• _Task instructions_:
Give the count of lines in the data that include "this", with no other words.

Raw records
=-=-=

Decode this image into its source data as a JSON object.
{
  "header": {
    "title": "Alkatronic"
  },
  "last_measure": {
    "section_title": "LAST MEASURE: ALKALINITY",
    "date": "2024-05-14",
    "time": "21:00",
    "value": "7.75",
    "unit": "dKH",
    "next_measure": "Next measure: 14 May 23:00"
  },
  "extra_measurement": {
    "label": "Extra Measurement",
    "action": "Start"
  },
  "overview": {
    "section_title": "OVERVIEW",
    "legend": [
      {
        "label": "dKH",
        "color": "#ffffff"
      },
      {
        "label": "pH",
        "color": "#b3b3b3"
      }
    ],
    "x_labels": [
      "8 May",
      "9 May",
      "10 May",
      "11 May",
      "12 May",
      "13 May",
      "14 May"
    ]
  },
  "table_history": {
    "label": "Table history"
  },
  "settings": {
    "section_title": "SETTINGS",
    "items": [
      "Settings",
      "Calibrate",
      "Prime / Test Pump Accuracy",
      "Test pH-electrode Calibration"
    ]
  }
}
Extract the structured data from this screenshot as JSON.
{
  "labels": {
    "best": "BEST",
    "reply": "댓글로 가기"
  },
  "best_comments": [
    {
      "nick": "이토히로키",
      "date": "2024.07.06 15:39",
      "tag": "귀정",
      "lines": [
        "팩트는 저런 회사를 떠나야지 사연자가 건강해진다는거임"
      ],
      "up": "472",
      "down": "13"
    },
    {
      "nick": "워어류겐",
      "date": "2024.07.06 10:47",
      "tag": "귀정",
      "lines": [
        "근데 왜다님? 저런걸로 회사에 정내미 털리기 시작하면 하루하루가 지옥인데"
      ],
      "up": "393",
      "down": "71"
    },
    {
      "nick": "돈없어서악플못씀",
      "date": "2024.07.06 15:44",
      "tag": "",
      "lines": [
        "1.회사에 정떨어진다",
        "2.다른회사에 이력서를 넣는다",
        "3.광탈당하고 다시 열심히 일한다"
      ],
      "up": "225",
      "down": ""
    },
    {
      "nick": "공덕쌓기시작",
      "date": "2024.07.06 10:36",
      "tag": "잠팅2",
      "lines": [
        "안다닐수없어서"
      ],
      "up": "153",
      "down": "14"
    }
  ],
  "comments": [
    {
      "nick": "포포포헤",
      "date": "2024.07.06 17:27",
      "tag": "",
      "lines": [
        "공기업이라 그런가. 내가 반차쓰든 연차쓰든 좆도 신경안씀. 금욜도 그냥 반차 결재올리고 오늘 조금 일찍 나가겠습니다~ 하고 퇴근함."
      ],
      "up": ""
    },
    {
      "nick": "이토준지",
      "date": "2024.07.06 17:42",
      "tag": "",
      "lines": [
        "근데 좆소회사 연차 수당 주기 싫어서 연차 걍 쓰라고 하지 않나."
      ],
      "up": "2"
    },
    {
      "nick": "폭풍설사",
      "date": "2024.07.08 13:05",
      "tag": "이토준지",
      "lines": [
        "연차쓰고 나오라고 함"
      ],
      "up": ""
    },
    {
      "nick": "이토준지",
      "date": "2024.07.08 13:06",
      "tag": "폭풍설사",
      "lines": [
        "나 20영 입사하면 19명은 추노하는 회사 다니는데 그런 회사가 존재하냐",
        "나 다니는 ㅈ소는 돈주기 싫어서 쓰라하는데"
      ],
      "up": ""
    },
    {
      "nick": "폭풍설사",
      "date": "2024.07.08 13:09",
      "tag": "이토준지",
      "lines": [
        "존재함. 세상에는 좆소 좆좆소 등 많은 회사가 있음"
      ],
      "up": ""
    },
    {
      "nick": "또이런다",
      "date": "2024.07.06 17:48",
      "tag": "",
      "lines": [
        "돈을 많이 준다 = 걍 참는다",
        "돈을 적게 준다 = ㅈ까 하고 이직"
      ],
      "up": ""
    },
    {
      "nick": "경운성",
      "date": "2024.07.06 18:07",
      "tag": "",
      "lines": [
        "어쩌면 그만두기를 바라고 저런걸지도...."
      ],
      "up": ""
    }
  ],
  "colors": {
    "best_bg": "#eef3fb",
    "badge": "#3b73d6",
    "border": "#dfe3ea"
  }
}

=-=-=

• _Correct output_:
2